=== What to produce ===
Determine how many lines of the material hold the string "Fluido" and reply with only that number.

=== Data rows ===
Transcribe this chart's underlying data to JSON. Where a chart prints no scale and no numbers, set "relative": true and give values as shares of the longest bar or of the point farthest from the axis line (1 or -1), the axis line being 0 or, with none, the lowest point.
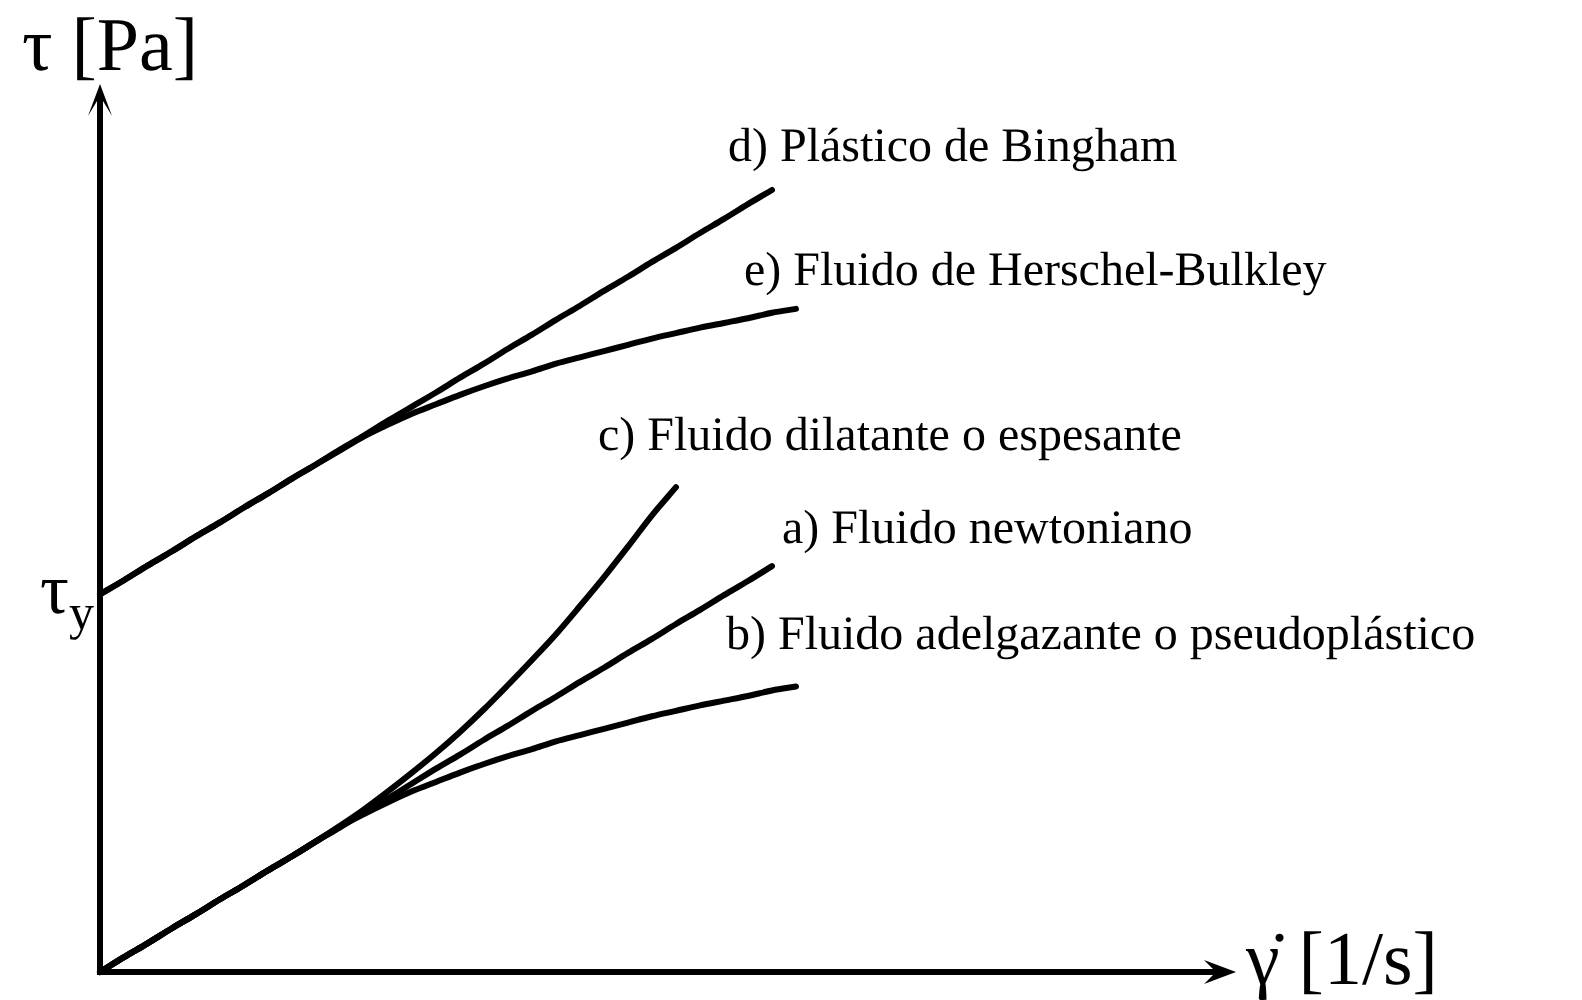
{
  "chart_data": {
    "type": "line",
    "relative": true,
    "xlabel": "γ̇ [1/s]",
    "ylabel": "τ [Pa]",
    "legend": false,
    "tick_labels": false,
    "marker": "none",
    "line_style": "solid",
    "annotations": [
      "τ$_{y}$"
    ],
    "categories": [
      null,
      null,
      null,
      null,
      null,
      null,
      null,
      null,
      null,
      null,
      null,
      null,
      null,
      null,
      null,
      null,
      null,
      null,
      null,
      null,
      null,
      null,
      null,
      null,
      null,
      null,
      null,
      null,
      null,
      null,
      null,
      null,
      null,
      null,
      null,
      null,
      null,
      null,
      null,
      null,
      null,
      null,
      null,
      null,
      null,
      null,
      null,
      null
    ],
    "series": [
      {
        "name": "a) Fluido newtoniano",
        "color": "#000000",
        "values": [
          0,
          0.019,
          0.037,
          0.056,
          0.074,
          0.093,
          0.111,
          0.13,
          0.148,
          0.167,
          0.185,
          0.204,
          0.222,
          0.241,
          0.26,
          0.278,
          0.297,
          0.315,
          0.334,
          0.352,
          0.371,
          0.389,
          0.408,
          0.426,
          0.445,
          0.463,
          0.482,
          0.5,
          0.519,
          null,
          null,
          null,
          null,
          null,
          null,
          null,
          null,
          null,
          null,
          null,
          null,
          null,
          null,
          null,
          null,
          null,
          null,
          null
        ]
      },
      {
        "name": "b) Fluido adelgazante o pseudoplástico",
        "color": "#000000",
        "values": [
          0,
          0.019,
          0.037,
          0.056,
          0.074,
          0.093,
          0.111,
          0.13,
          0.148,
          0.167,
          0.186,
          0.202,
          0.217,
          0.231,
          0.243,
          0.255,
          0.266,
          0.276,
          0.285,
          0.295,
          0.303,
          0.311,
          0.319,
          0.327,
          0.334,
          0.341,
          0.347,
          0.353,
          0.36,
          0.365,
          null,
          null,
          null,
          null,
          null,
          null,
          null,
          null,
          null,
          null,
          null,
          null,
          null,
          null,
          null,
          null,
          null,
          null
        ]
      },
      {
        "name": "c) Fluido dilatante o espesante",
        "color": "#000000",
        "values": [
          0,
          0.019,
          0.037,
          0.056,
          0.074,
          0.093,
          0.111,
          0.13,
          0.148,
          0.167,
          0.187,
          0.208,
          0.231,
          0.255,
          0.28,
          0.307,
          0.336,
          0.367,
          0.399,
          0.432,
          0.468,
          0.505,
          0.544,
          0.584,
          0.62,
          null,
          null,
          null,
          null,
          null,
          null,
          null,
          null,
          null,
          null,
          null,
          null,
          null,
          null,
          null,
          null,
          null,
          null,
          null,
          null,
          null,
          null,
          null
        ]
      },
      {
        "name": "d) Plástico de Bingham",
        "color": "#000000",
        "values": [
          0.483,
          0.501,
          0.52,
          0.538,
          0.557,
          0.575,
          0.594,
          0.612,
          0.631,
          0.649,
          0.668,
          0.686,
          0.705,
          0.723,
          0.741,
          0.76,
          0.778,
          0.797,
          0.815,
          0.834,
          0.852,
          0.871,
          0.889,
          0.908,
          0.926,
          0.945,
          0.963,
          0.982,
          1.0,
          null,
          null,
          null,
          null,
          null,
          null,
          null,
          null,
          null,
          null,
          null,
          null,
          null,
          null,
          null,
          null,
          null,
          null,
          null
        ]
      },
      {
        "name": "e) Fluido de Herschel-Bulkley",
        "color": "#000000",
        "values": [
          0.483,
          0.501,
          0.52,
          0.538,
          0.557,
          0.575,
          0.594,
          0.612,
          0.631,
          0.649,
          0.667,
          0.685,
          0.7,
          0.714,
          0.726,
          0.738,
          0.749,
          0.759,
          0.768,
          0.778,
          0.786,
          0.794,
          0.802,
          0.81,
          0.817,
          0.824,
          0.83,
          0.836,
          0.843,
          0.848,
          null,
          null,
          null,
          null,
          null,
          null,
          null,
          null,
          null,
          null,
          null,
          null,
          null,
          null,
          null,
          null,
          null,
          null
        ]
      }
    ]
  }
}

=== Result below ===
4